→ AIM OF THE EXERCISE:
Locate every line that holds the string "JSON" and copy it.

## BEGIN PROVIDED ENTRIES

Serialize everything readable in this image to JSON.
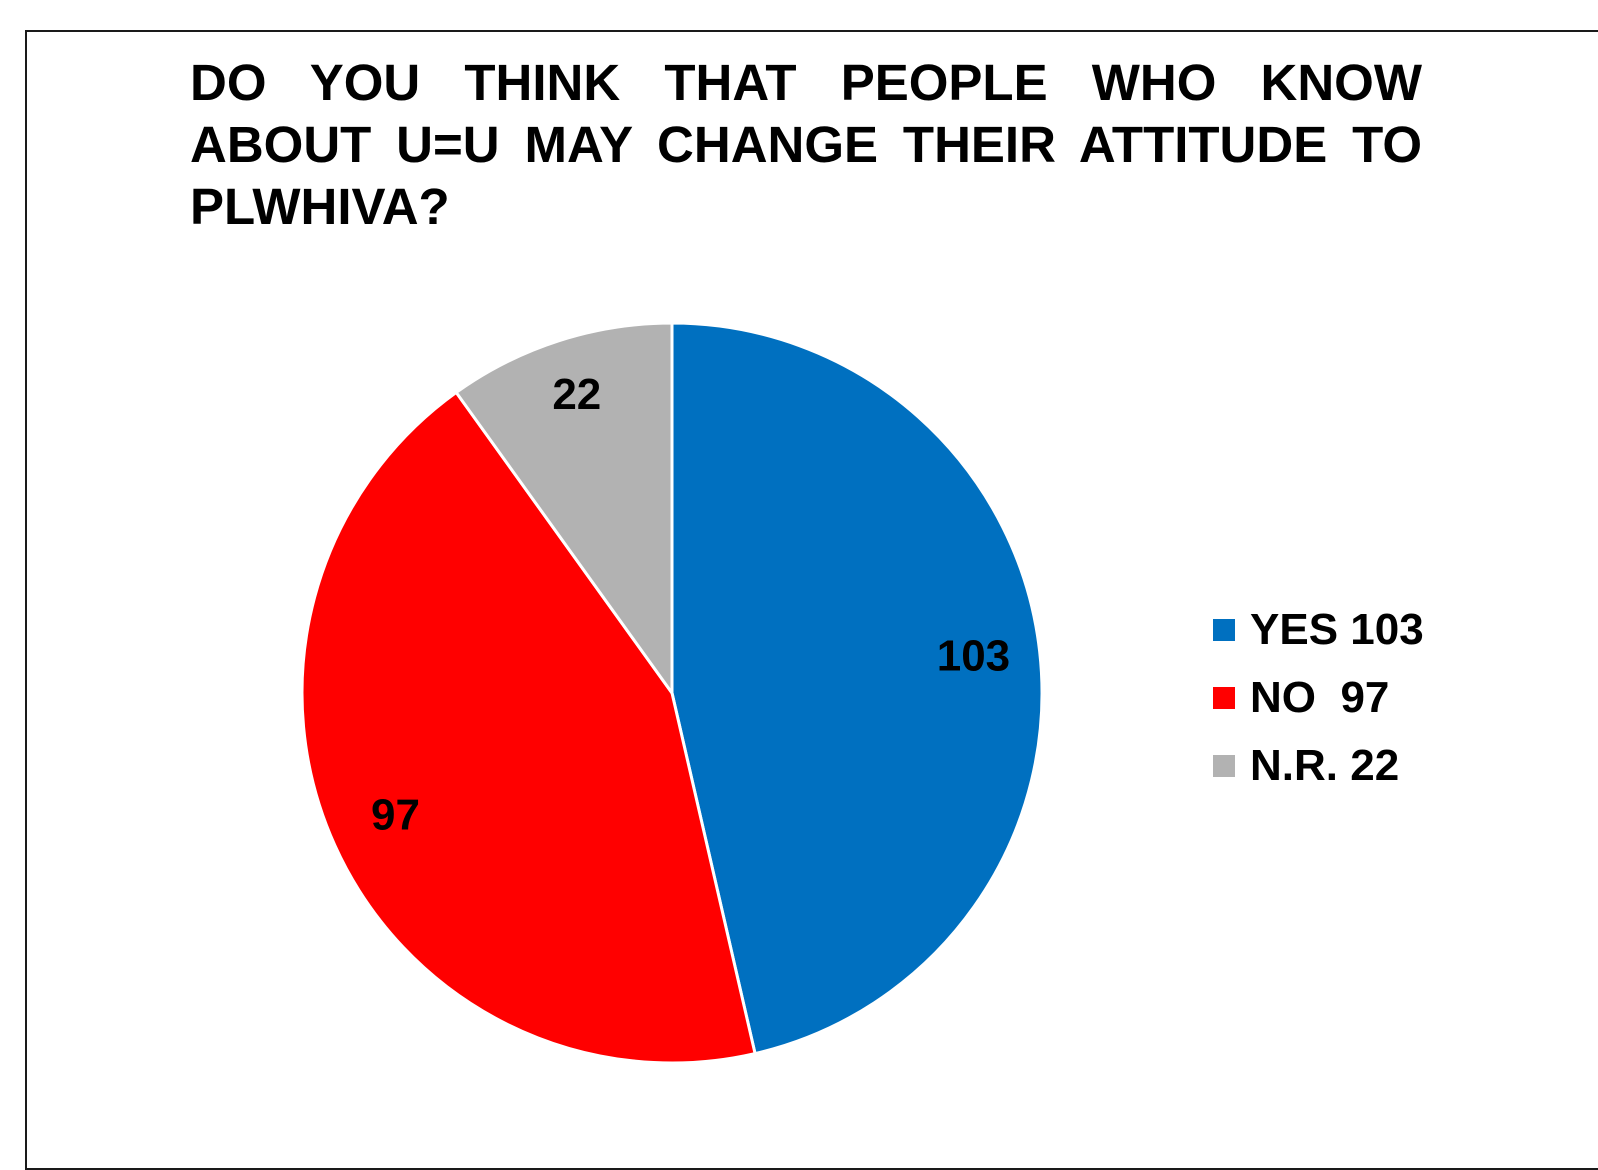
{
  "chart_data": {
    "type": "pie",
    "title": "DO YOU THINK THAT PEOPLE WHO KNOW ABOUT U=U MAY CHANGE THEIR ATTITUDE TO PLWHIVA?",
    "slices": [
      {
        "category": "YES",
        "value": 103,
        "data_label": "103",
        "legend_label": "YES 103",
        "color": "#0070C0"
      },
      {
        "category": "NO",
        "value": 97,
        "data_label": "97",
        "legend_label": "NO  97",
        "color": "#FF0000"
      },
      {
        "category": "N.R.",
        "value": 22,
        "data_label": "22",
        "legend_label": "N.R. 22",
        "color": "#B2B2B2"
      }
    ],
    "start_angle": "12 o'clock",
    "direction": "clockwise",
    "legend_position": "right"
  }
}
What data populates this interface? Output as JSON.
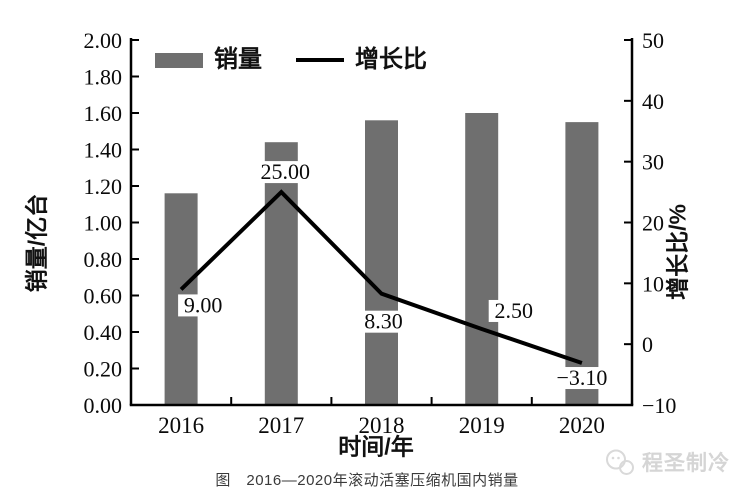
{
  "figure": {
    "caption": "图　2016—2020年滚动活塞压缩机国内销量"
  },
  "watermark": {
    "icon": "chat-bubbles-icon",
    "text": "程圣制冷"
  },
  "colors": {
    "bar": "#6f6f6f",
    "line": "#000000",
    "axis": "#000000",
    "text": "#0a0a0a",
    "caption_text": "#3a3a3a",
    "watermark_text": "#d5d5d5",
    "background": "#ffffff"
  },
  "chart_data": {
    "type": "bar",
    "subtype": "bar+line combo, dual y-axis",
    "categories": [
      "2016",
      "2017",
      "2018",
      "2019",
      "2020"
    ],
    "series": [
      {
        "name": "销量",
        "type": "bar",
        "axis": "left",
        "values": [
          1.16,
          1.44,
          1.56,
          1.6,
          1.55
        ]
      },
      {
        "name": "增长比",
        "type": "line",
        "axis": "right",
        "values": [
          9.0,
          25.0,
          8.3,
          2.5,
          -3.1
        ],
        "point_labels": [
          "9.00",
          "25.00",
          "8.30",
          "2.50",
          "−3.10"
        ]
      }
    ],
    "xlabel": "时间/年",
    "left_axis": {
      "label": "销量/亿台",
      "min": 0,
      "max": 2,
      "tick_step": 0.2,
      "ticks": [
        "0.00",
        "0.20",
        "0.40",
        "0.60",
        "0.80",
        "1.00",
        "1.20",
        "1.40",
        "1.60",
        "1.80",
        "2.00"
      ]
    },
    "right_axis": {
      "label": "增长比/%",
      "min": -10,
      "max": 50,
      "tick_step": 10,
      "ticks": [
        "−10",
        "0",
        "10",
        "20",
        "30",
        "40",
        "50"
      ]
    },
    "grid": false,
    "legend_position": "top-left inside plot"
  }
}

## END PROVIDED ENTRIES
## BEGIN PROVIDED ENTRIES

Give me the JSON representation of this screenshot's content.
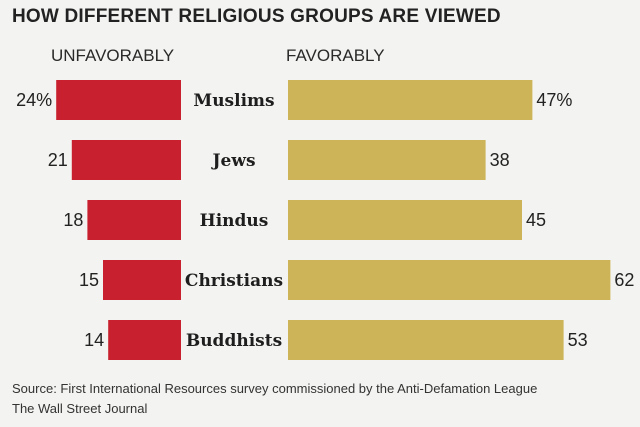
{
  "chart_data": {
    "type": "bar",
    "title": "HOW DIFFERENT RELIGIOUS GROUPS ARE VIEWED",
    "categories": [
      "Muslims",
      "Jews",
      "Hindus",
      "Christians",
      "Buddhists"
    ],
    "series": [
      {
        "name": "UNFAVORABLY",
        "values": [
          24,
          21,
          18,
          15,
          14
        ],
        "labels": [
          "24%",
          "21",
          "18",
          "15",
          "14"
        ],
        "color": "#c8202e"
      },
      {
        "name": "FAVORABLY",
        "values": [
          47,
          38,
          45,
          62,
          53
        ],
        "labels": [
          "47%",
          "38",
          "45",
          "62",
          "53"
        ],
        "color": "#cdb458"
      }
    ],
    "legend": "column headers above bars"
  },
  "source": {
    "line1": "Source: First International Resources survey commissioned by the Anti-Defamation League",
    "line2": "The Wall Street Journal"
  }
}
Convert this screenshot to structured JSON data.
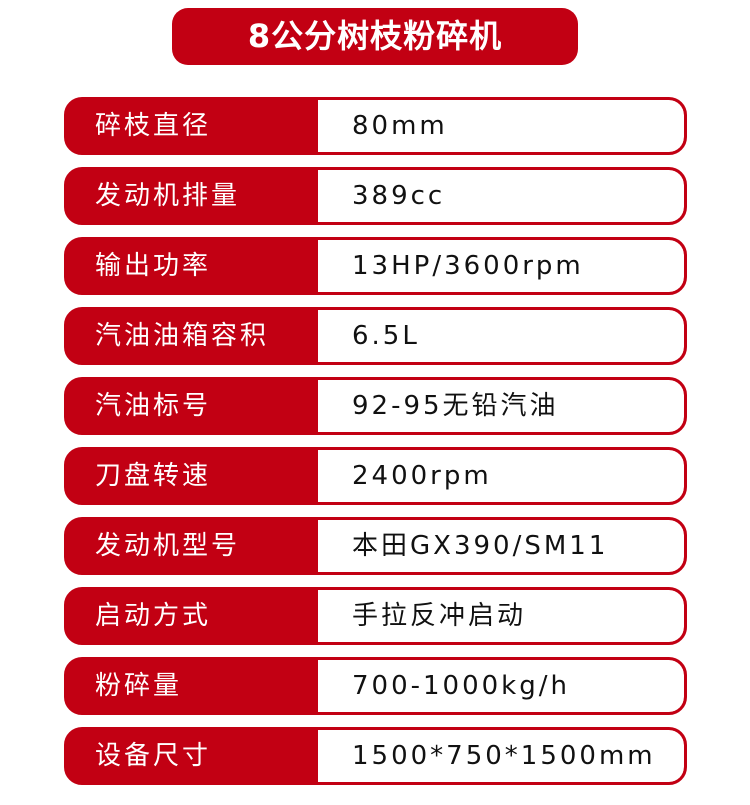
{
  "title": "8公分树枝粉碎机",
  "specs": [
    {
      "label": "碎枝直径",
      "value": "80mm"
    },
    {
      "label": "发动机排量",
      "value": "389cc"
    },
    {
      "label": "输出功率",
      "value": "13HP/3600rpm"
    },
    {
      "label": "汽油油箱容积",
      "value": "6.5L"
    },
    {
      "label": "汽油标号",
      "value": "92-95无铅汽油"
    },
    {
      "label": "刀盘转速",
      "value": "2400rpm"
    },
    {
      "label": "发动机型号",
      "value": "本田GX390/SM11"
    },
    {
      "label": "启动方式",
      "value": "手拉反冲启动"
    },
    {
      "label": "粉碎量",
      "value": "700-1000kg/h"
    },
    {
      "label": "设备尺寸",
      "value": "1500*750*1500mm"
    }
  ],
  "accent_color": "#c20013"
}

## END PROVIDED ENTRIES

→ OUTPUT OF THE TASK:
Serialize everything readable in this image to JSON.
What data populates this interface? Output as JSON.
Give me the JSON representation of this screenshot's content.
Convert this screenshot to structured JSON data.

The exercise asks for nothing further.